**Exercise directions**
Gather the lines below that include the string "value", copying each in full.

**Provided records**
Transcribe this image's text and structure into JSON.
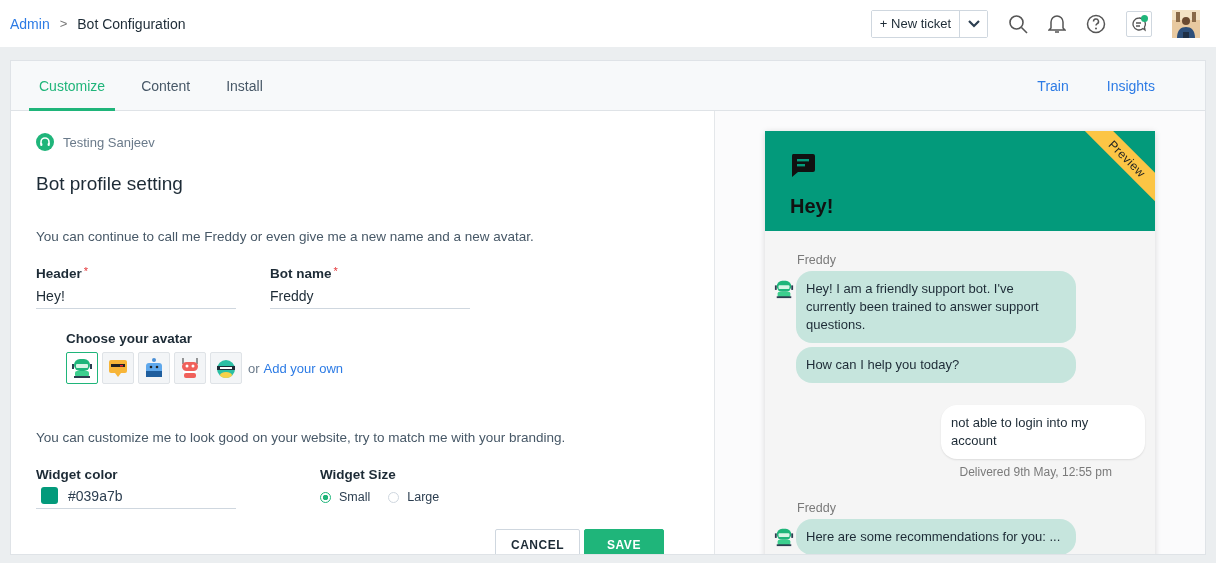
{
  "breadcrumb": {
    "parent": "Admin",
    "separator": ">",
    "current": "Bot Configuration"
  },
  "header_actions": {
    "new_ticket": "+ New ticket",
    "notification_dot": true
  },
  "tabs": [
    {
      "label": "Customize",
      "selected": true
    },
    {
      "label": "Content",
      "selected": false
    },
    {
      "label": "Install",
      "selected": false
    }
  ],
  "right_links": [
    "Train",
    "Insights"
  ],
  "bot_owner": "Testing Sanjeev",
  "section_title": "Bot profile setting",
  "intro": "You can continue to call me Freddy or even give me a new name and a new avatar.",
  "fields": [
    {
      "label": "Header",
      "required_mark": "*",
      "value": "Hey!"
    },
    {
      "label": "Bot name",
      "required_mark": "*",
      "value": "Freddy"
    }
  ],
  "avatar_picker": {
    "label": "Choose your avatar",
    "or": "or",
    "add_link": "Add your own",
    "avatars": [
      {
        "kind": "helmet",
        "selected": true
      },
      {
        "kind": "shades",
        "selected": false
      },
      {
        "kind": "box",
        "selected": false
      },
      {
        "kind": "antenna",
        "selected": false
      },
      {
        "kind": "dino",
        "selected": false
      }
    ]
  },
  "branding_intro": "You can customize me to look good on your website, try to match me with your branding.",
  "widget_color": {
    "label": "Widget color",
    "value": "#039a7b"
  },
  "widget_size": {
    "label": "Widget Size",
    "options": [
      {
        "label": "Small",
        "selected": true
      },
      {
        "label": "Large",
        "selected": false
      }
    ]
  },
  "buttons": [
    {
      "label": "CANCEL",
      "kind": "secondary"
    },
    {
      "label": "SAVE",
      "kind": "primary"
    }
  ],
  "preview": {
    "ribbon": "Preview",
    "title": "Hey!",
    "messages": [
      {
        "kind": "bot",
        "sender": "Freddy",
        "bubbles": [
          "Hey! I am a friendly support bot. I've currently been trained to answer support questions.",
          "How can I help you today?"
        ]
      },
      {
        "kind": "user",
        "bubbles": [
          "not able to login into my account"
        ],
        "status": "Delivered 9th May, 12:55 pm"
      },
      {
        "kind": "bot",
        "sender": "Freddy",
        "bubbles": [
          "Here are some recommendations for you: ..."
        ]
      }
    ]
  }
}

**Written answer**
      "value": "Hey!"
      "value": "Freddy"
    "value": "#039a7b"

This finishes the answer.